**Exercise aim**
Gather from the material every line that contains the string "preinf".
* begin *
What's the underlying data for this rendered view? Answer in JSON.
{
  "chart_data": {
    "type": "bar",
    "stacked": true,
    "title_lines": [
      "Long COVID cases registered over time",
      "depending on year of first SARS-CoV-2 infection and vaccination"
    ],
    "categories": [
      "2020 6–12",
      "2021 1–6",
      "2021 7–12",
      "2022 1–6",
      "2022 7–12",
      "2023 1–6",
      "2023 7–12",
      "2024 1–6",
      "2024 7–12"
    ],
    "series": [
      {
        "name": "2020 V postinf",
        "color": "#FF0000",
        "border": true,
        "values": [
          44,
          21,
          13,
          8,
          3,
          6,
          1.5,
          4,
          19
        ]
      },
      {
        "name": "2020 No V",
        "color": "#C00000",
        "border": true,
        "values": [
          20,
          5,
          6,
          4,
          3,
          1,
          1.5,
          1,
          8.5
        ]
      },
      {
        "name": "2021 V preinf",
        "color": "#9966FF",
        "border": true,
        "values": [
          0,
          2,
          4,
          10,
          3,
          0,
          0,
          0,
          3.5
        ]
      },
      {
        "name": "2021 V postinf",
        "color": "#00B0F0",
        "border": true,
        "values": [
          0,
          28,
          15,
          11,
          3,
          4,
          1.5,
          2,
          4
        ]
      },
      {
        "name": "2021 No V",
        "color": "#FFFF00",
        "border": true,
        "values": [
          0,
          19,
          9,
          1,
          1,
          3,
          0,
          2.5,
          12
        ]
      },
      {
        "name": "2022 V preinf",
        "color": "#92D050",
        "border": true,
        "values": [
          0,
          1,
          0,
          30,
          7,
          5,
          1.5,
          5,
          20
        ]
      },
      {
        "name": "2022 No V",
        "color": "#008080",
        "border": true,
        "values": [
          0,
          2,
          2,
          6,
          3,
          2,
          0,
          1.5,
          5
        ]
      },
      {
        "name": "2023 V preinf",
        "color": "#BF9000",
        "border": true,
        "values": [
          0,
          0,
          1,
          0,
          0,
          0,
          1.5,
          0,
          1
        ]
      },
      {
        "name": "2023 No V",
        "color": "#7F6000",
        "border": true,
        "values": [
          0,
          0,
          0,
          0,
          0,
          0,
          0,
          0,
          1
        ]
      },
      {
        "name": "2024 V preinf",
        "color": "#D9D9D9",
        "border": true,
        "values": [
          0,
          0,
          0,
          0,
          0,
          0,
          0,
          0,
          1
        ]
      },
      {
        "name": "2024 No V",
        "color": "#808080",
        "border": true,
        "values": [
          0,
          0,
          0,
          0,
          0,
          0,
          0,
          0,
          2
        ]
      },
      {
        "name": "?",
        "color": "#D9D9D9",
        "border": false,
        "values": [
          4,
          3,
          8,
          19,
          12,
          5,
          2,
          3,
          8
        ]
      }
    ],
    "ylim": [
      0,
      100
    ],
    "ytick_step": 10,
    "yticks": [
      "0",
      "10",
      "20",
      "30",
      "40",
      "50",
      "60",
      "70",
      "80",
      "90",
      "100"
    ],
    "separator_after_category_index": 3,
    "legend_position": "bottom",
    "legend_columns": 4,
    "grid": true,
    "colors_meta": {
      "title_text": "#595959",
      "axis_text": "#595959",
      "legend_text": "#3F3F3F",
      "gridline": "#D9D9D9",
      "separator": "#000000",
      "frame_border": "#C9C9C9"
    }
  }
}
* end *
**Correct output**
        "name": "2021 V preinf",
        "name": "2022 V preinf",
        "name": "2023 V preinf",
        "name": "2024 V preinf",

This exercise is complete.